**Given instruction**. Search the material below for the word "Structure". Copy every line that has it.

(Source records)
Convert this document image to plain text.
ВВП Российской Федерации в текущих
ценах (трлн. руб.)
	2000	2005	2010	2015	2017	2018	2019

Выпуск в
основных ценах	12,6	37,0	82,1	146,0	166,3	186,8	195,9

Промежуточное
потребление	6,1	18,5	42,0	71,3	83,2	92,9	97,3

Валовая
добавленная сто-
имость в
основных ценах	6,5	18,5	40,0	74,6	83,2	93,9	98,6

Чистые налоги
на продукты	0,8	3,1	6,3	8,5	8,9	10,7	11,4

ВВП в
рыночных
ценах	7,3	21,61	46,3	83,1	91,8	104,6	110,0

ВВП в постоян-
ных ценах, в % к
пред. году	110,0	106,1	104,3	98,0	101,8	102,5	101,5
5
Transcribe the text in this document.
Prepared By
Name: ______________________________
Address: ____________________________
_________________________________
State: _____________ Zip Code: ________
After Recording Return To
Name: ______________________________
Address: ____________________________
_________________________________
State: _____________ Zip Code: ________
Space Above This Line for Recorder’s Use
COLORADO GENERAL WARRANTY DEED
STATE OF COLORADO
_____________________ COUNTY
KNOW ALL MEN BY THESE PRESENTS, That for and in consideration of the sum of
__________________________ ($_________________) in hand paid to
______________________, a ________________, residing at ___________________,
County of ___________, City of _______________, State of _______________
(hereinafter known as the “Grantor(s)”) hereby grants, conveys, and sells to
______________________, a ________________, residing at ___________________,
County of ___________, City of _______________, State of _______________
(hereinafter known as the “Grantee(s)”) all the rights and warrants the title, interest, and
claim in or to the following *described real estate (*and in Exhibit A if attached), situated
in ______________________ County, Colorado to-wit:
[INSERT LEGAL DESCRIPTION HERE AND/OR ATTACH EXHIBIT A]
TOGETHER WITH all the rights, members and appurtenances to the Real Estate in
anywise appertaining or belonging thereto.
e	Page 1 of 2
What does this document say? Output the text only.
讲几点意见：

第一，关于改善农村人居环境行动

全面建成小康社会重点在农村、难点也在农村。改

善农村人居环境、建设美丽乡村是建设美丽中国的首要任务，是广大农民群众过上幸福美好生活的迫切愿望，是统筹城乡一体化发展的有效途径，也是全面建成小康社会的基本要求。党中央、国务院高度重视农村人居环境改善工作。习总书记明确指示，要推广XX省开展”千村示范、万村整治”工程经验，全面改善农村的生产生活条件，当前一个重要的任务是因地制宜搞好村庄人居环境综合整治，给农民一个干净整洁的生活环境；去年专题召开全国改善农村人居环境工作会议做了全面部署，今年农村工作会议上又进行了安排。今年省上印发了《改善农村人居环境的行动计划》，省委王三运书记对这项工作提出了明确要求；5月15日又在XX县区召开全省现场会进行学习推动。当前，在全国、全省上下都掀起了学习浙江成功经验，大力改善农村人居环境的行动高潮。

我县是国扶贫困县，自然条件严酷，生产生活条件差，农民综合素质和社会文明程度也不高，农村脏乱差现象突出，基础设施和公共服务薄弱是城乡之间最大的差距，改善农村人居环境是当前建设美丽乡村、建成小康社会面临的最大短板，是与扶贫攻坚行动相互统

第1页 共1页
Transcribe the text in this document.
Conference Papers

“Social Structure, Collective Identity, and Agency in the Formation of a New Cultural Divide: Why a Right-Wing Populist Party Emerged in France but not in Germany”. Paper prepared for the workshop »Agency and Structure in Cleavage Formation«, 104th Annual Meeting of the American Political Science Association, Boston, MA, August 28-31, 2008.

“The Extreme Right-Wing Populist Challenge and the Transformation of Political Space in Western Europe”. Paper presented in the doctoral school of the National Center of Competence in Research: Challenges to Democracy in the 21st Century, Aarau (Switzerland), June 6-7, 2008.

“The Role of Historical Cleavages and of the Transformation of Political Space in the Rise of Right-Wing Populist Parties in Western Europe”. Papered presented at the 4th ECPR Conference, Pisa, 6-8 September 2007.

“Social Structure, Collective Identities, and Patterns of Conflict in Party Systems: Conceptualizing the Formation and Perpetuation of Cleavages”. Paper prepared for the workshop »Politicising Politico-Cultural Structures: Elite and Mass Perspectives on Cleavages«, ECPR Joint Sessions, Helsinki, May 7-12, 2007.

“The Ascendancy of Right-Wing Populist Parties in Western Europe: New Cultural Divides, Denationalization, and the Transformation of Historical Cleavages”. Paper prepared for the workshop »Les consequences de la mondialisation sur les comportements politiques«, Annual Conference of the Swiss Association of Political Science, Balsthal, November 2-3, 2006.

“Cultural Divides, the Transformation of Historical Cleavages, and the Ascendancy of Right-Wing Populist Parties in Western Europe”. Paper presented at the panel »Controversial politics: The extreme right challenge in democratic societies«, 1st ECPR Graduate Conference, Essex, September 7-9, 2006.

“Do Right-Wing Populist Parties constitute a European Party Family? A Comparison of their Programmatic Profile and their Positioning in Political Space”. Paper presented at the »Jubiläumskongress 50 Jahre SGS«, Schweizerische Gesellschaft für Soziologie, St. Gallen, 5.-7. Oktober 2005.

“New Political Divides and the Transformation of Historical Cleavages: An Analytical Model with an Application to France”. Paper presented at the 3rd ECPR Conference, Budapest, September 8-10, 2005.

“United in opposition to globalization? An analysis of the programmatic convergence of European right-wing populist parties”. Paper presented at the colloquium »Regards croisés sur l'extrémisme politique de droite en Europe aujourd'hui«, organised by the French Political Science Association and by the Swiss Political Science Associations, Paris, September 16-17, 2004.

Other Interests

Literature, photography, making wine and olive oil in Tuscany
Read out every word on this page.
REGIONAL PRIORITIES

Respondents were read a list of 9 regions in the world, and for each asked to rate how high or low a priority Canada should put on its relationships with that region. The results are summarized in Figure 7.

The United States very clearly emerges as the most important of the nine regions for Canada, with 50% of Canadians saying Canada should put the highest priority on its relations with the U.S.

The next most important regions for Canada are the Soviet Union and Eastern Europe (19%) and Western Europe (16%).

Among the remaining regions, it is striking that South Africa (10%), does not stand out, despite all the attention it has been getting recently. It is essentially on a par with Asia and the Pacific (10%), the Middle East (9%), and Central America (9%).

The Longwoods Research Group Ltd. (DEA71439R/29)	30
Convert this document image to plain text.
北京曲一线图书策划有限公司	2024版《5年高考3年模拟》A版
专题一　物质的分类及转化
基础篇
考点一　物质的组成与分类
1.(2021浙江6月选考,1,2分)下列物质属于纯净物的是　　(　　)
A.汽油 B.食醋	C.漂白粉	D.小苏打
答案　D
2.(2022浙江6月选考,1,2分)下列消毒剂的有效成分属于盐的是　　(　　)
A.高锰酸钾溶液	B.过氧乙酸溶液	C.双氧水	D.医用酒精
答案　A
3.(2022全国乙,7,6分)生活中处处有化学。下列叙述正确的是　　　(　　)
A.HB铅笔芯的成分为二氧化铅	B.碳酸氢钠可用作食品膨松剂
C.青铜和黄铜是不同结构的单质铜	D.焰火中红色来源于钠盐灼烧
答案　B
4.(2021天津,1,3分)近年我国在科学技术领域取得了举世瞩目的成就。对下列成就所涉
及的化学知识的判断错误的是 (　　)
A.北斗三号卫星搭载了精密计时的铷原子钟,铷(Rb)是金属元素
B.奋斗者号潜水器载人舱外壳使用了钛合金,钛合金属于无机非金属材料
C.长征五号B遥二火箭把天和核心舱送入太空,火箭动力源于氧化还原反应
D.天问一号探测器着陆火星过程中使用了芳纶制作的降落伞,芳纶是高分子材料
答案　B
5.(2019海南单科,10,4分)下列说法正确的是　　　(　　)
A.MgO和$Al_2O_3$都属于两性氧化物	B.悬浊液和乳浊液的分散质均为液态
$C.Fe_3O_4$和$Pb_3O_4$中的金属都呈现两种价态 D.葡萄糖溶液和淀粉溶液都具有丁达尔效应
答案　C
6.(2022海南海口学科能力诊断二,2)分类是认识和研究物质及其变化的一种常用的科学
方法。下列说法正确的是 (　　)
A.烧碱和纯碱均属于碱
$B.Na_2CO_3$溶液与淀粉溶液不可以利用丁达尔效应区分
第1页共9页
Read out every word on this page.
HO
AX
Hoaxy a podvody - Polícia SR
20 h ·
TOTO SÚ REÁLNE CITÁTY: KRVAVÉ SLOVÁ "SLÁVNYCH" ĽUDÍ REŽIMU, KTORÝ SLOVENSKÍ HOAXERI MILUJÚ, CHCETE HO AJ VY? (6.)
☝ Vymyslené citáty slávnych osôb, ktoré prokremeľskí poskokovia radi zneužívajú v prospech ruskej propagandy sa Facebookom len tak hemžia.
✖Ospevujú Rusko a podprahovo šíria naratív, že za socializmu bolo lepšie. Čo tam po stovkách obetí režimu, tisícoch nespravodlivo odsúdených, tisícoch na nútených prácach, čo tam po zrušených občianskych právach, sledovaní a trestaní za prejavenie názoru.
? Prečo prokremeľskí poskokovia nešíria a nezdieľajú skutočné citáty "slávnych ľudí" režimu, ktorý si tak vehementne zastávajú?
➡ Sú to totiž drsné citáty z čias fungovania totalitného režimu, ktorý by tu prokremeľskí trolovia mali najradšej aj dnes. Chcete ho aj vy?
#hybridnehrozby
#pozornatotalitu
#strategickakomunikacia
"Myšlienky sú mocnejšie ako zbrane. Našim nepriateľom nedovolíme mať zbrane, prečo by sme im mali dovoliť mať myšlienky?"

**Written answer**.
“Social Structure, Collective Identity, and Agency in the Formation of a New Cultural Divide: Why a Right-Wing Populist Party Emerged in France but not in Germany”. Paper prepared for the workshop »Agency and Structure in Cleavage Formation«, 104th Annual Meeting of the American Political Science Association, Boston, MA, August 28-31, 2008.
“Social Structure, Collective Identities, and Patterns of Conflict in Party Systems: Conceptualizing the Formation and Perpetuation of Cleavages”. Paper prepared for the workshop »Politicising Politico-Cultural Structures: Elite and Mass Perspectives on Cleavages«, ECPR Joint Sessions, Helsinki, May 7-12, 2007.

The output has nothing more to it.